[Source data]
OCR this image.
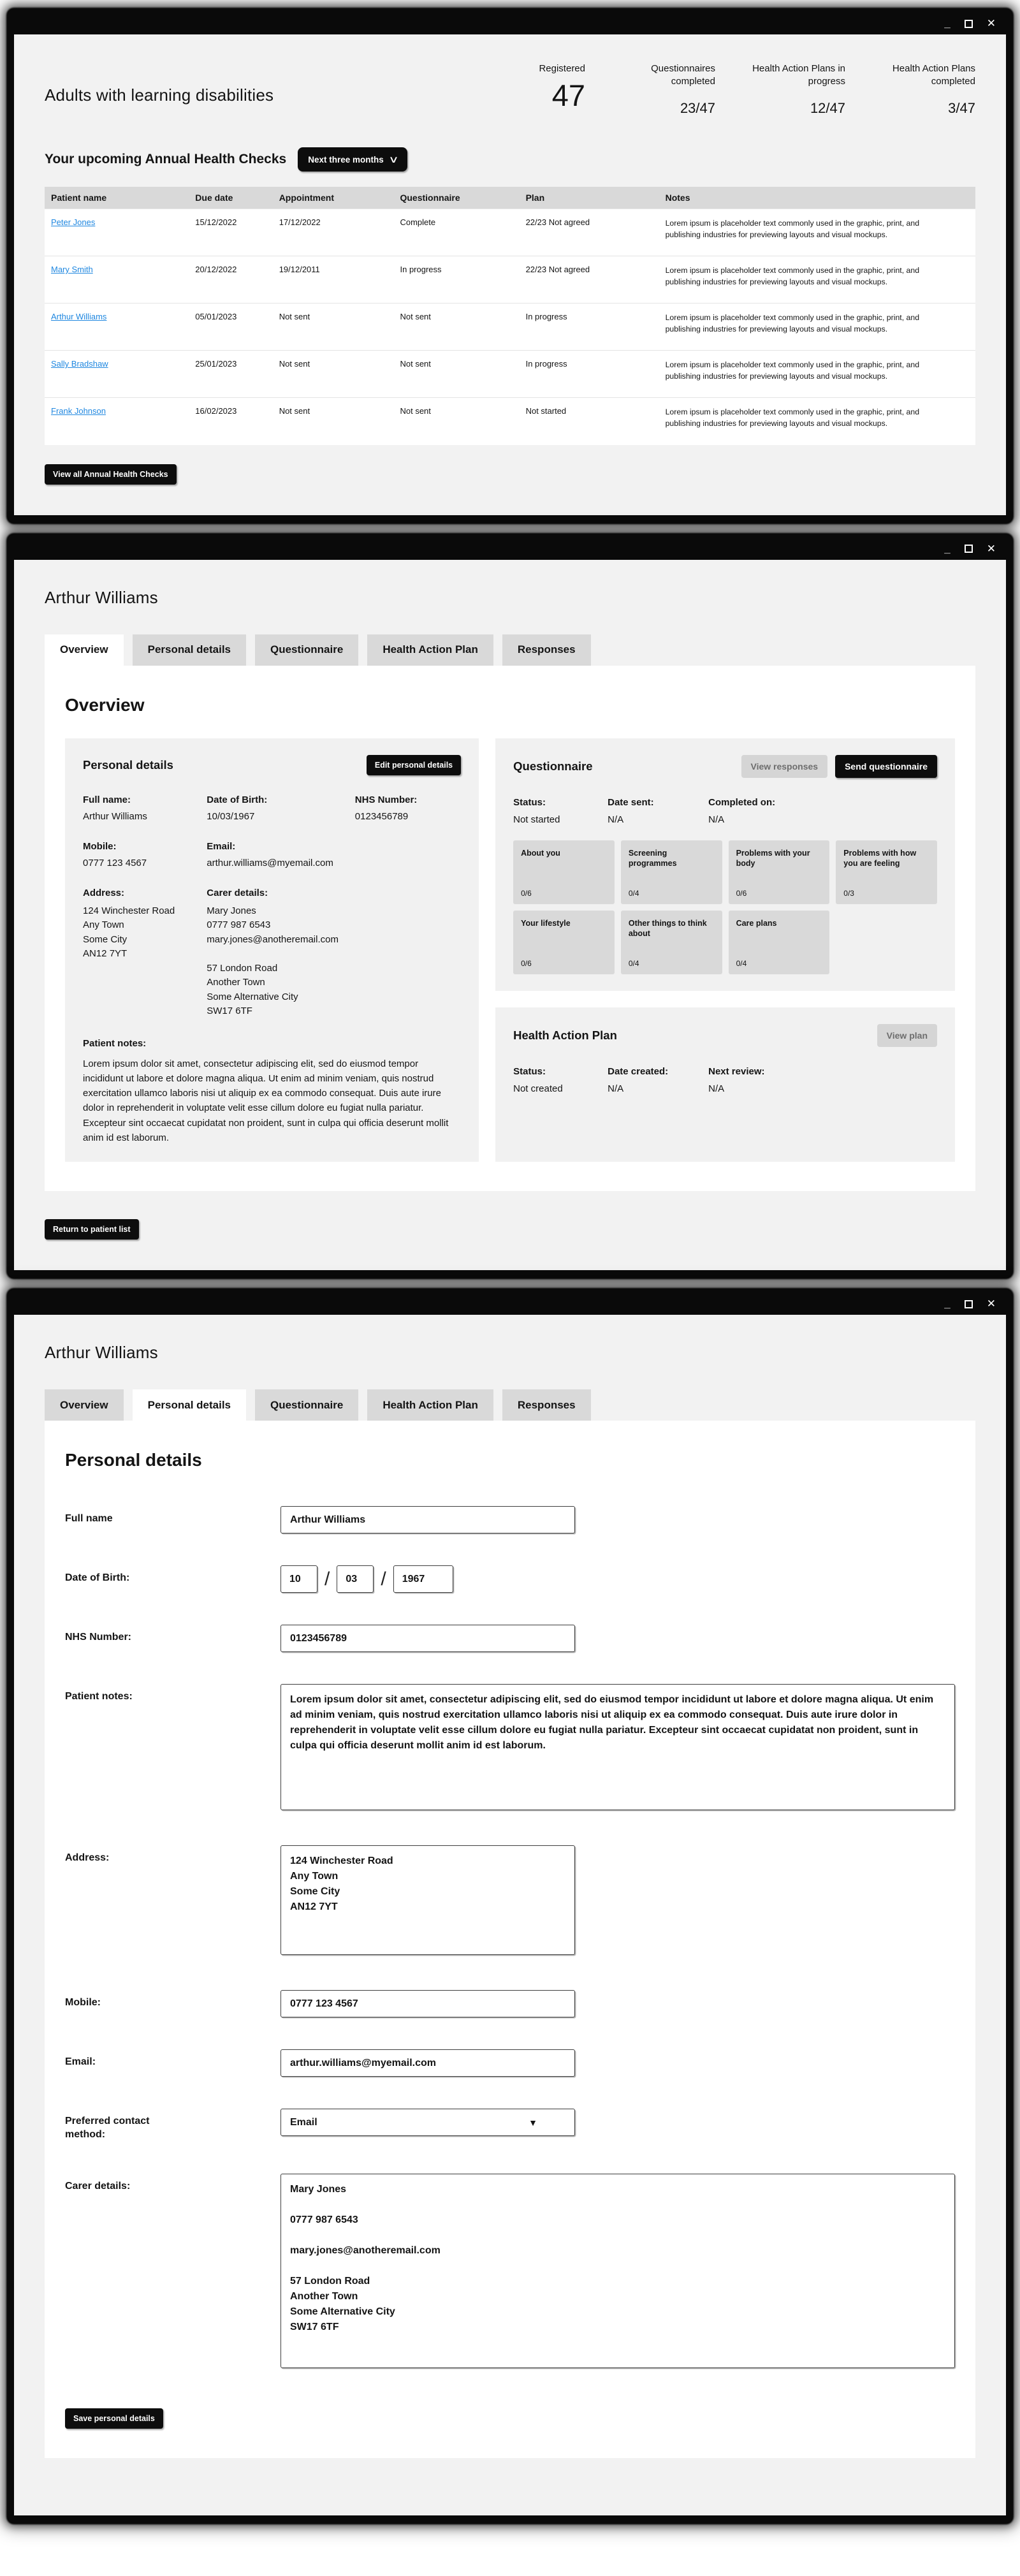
_	✕
Adults with learning disabilities
Registered
47
Questionnaires completed
23/47
Health Action Plans in progress
12/47
Health Action Plans completed
3/47
Your upcoming Annual Health Checks	Next three months ∨
Patient name	Due date	Appointment	Questionnaire	Plan	Notes
Peter Jones	15/12/2022	17/12/2022	Complete	22/23 Not agreed	Lorem ipsum is placeholder text commonly used in the graphic, print, and publishing industries for previewing layouts and visual mockups.
Mary Smith	20/12/2022	19/12/2011	In progress	22/23 Not agreed	Lorem ipsum is placeholder text commonly used in the graphic, print, and publishing industries for previewing layouts and visual mockups.
Arthur Williams	05/01/2023	Not sent	Not sent	In progress	Lorem ipsum is placeholder text commonly used in the graphic, print, and publishing industries for previewing layouts and visual mockups.
Sally Bradshaw	25/01/2023	Not sent	Not sent	In progress	Lorem ipsum is placeholder text commonly used in the graphic, print, and publishing industries for previewing layouts and visual mockups.
Frank Johnson	16/02/2023	Not sent	Not sent	Not started	Lorem ipsum is placeholder text commonly used in the graphic, print, and publishing industries for previewing layouts and visual mockups.
View all Annual Health Checks
_	✕
Arthur Williams
Overview	Personal details	Questionnaire	Health Action Plan	Responses
Overview
Personal details	Edit personal details
Full name:
Arthur Williams
Date of Birth:
10/03/1967
NHS Number:
0123456789
Mobile:
0777 123 4567
Email:
arthur.williams@myemail.com
Address:
124 Winchester Road
Any Town
Some City
AN12 7YT
Carer details:
Mary Jones
0777 987 6543
mary.jones@anotheremail.com

57 London Road
Another Town
Some Alternative City
SW17 6TF
Patient notes:
Lorem ipsum dolor sit amet, consectetur adipiscing elit, sed do eiusmod tempor incididunt ut labore et dolore magna aliqua. Ut enim ad minim veniam, quis nostrud exercitation ullamco laboris nisi ut aliquip ex ea commodo consequat. Duis aute irure dolor in reprehenderit in voluptate velit esse cillum dolore eu fugiat nulla pariatur. Excepteur sint occaecat cupidatat non proident, sunt in culpa qui officia deserunt mollit anim id est laborum.
Questionnaire	View responses	Send questionnaire
Status:
Not started
Date sent:
N/A
Completed on:
N/A
About you
0/6
Screening programmes
0/4
Problems with your body
0/6
Problems with how you are feeling
0/3
Your lifestyle
0/6
Other things to think about
0/4
Care plans
0/4
Health Action Plan	View plan
Status:
Not created
Date created:
N/A
Next review:
N/A
Return to patient list
_	✕
Arthur Williams
Overview	Personal details	Questionnaire	Health Action Plan	Responses
Personal details
Full name
Arthur Williams
Date of Birth:
10	/
03	/
1967
NHS Number:
0123456789
Patient notes:
Lorem ipsum dolor sit amet, consectetur adipiscing elit, sed do eiusmod tempor incididunt ut labore et dolore magna aliqua. Ut enim ad minim veniam, quis nostrud exercitation ullamco laboris nisi ut aliquip ex ea commodo consequat. Duis aute irure dolor in reprehenderit in voluptate velit esse cillum dolore eu fugiat nulla pariatur. Excepteur sint occaecat cupidatat non proident, sunt in culpa qui officia deserunt mollit anim id est laborum.
Address:
124 Winchester Road Any Town Some City AN12 7YT
Mobile:
0777 123 4567
Email:
arthur.williams@myemail.com
Preferred contact method:
Email	▼
Carer details:
Mary Jones 0777 987 6543 mary.jones@anotheremail.com 57 London Road Another Town Some Alternative City SW17 6TF
Save personal details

**GIVEN PROBLEM**:
Copy the records exactly. Skip the pictures.

**OUTPUT**:
OCR this image.
_	✕
Adults with learning disabilities
Registered
47
Questionnaires completed
23/47
Health Action Plans in progress
12/47
Health Action Plans completed
3/47
Your upcoming Annual Health Checks	Next three months ∨
Patient name	Due date	Appointment	Questionnaire	Plan	Notes
Peter Jones	15/12/2022	17/12/2022	Complete	22/23 Not agreed	Lorem ipsum is placeholder text commonly used in the graphic, print, and publishing industries for previewing layouts and visual mockups.
Mary Smith	20/12/2022	19/12/2011	In progress	22/23 Not agreed	Lorem ipsum is placeholder text commonly used in the graphic, print, and publishing industries for previewing layouts and visual mockups.
Arthur Williams	05/01/2023	Not sent	Not sent	In progress	Lorem ipsum is placeholder text commonly used in the graphic, print, and publishing industries for previewing layouts and visual mockups.
Sally Bradshaw	25/01/2023	Not sent	Not sent	In progress	Lorem ipsum is placeholder text commonly used in the graphic, print, and publishing industries for previewing layouts and visual mockups.
Frank Johnson	16/02/2023	Not sent	Not sent	Not started	Lorem ipsum is placeholder text commonly used in the graphic, print, and publishing industries for previewing layouts and visual mockups.
View all Annual Health Checks
_	✕
Arthur Williams
Overview	Personal details	Questionnaire	Health Action Plan	Responses
Overview
Personal details	Edit personal details
Full name:
Arthur Williams
Date of Birth:
10/03/1967
NHS Number:
0123456789
Mobile:
0777 123 4567
Email:
arthur.williams@myemail.com
Address:
124 Winchester Road
Any Town
Some City
AN12 7YT
Carer details:
Mary Jones
0777 987 6543
mary.jones@anotheremail.com

57 London Road
Another Town
Some Alternative City
SW17 6TF
Patient notes:
Lorem ipsum dolor sit amet, consectetur adipiscing elit, sed do eiusmod tempor incididunt ut labore et dolore magna aliqua. Ut enim ad minim veniam, quis nostrud exercitation ullamco laboris nisi ut aliquip ex ea commodo consequat. Duis aute irure dolor in reprehenderit in voluptate velit esse cillum dolore eu fugiat nulla pariatur. Excepteur sint occaecat cupidatat non proident, sunt in culpa qui officia deserunt mollit anim id est laborum.
Questionnaire	View responses	Send questionnaire
Status:
Not started
Date sent:
N/A
Completed on:
N/A
About you
0/6
Screening programmes
0/4
Problems with your body
0/6
Problems with how you are feeling
0/3
Your lifestyle
0/6
Other things to think about
0/4
Care plans
0/4
Health Action Plan	View plan
Status:
Not created
Date created:
N/A
Next review:
N/A
Return to patient list
_	✕
Arthur Williams
Overview	Personal details	Questionnaire	Health Action Plan	Responses
Personal details
Full name
Arthur Williams
Date of Birth:
10	/
03	/
1967
NHS Number:
0123456789
Patient notes:
Lorem ipsum dolor sit amet, consectetur adipiscing elit, sed do eiusmod tempor incididunt ut labore et dolore magna aliqua. Ut enim ad minim veniam, quis nostrud exercitation ullamco laboris nisi ut aliquip ex ea commodo consequat. Duis aute irure dolor in reprehenderit in voluptate velit esse cillum dolore eu fugiat nulla pariatur. Excepteur sint occaecat cupidatat non proident, sunt in culpa qui officia deserunt mollit anim id est laborum.
Address:
124 Winchester Road Any Town Some City AN12 7YT
Mobile:
0777 123 4567
Email:
arthur.williams@myemail.com
Preferred contact method:
Email	▼
Carer details:
Mary Jones 0777 987 6543 mary.jones@anotheremail.com 57 London Road Another Town Some Alternative City SW17 6TF
Save personal details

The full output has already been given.